**STORED DATA:**

* BEGIN *

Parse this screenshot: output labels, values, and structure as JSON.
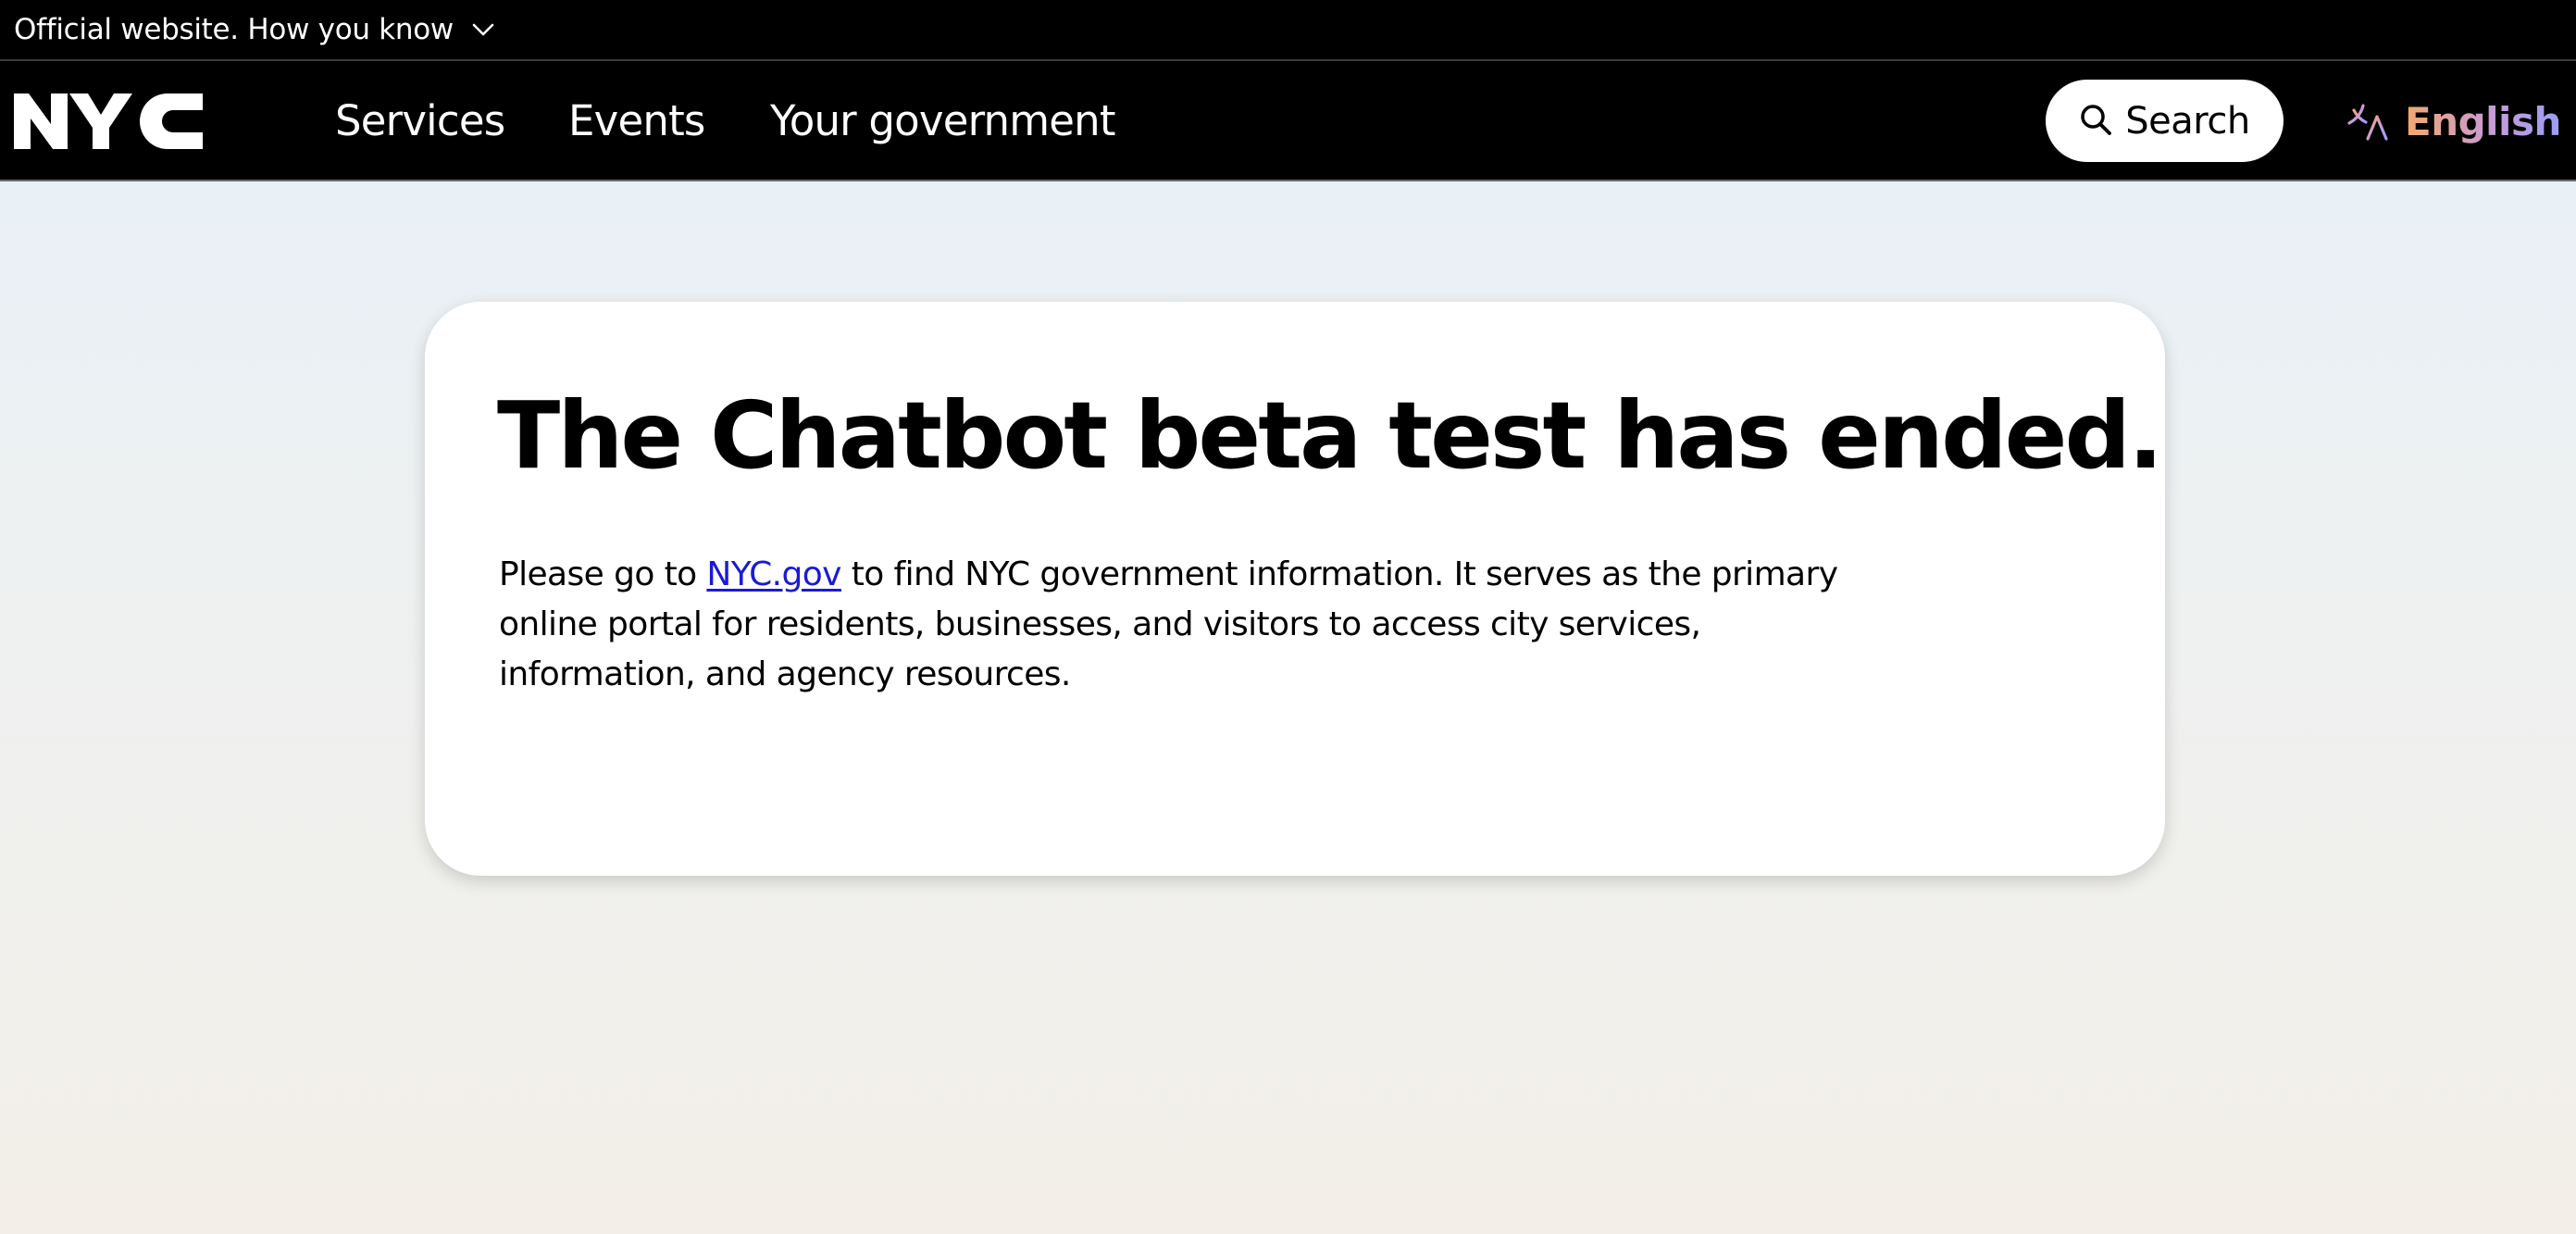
{
  "banner": {
    "official_text": "Official website. How you know"
  },
  "navbar": {
    "logo_text": "NYC",
    "items": [
      {
        "label": "Services"
      },
      {
        "label": "Events"
      },
      {
        "label": "Your government"
      }
    ],
    "search_label": "Search",
    "language_label": "English"
  },
  "card": {
    "title": "The Chatbot beta test has ended.",
    "body_before_link": "Please go to ",
    "link_text": "NYC.gov",
    "body_after_link": " to find NYC government information. It serves as the primary online portal for residents, businesses, and visitors to access city services, information, and agency resources."
  },
  "colors": {
    "header_bg": "#000000",
    "link": "#1a1ad6",
    "language_gradient": [
      "#f3a86c",
      "#c89bd6",
      "#9b9ef5"
    ]
  },
  "icons": {
    "banner_toggle": "chevron-down-icon",
    "search": "search-icon",
    "language": "translate-icon"
  }
}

* END *

**TASK DETAILS:**
Drop the images and repeat the data exactly.

**TASK SOLUTION:**
Parse this screenshot: output labels, values, and structure as JSON.
{
  "banner": {
    "official_text": "Official website. How you know"
  },
  "navbar": {
    "logo_text": "NYC",
    "items": [
      {
        "label": "Services"
      },
      {
        "label": "Events"
      },
      {
        "label": "Your government"
      }
    ],
    "search_label": "Search",
    "language_label": "English"
  },
  "card": {
    "title": "The Chatbot beta test has ended.",
    "body_before_link": "Please go to ",
    "link_text": "NYC.gov",
    "body_after_link": " to find NYC government information. It serves as the primary online portal for residents, businesses, and visitors to access city services, information, and agency resources."
  },
  "colors": {
    "header_bg": "#000000",
    "link": "#1a1ad6",
    "language_gradient": [
      "#f3a86c",
      "#c89bd6",
      "#9b9ef5"
    ]
  },
  "icons": {
    "banner_toggle": "chevron-down-icon",
    "search": "search-icon",
    "language": "translate-icon"
  }
}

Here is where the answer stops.